◆ **WHAT THE EXERCISE ASKS**
Locate the word "data" in the entries below, then gather every line that holds it.

─── MATERIALS PROVIDED

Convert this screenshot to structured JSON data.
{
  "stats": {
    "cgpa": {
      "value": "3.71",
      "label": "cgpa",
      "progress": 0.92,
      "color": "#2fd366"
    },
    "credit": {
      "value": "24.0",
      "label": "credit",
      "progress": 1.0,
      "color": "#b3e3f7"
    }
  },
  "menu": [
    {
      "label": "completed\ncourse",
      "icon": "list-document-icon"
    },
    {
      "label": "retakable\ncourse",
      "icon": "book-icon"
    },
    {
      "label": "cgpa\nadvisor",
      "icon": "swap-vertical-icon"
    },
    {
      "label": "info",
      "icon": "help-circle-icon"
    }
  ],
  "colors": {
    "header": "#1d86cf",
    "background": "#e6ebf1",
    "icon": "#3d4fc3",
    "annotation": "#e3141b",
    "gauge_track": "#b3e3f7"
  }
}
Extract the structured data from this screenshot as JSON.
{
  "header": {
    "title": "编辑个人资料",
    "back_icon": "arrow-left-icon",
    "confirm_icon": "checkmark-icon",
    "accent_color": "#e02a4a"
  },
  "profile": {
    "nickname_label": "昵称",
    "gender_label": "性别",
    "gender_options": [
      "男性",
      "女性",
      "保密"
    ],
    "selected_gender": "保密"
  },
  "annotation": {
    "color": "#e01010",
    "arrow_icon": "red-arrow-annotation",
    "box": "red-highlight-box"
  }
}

──────

◆ **TASK SOLUTION**
Convert this screenshot to structured JSON data.
Extract the structured data from this screenshot as JSON.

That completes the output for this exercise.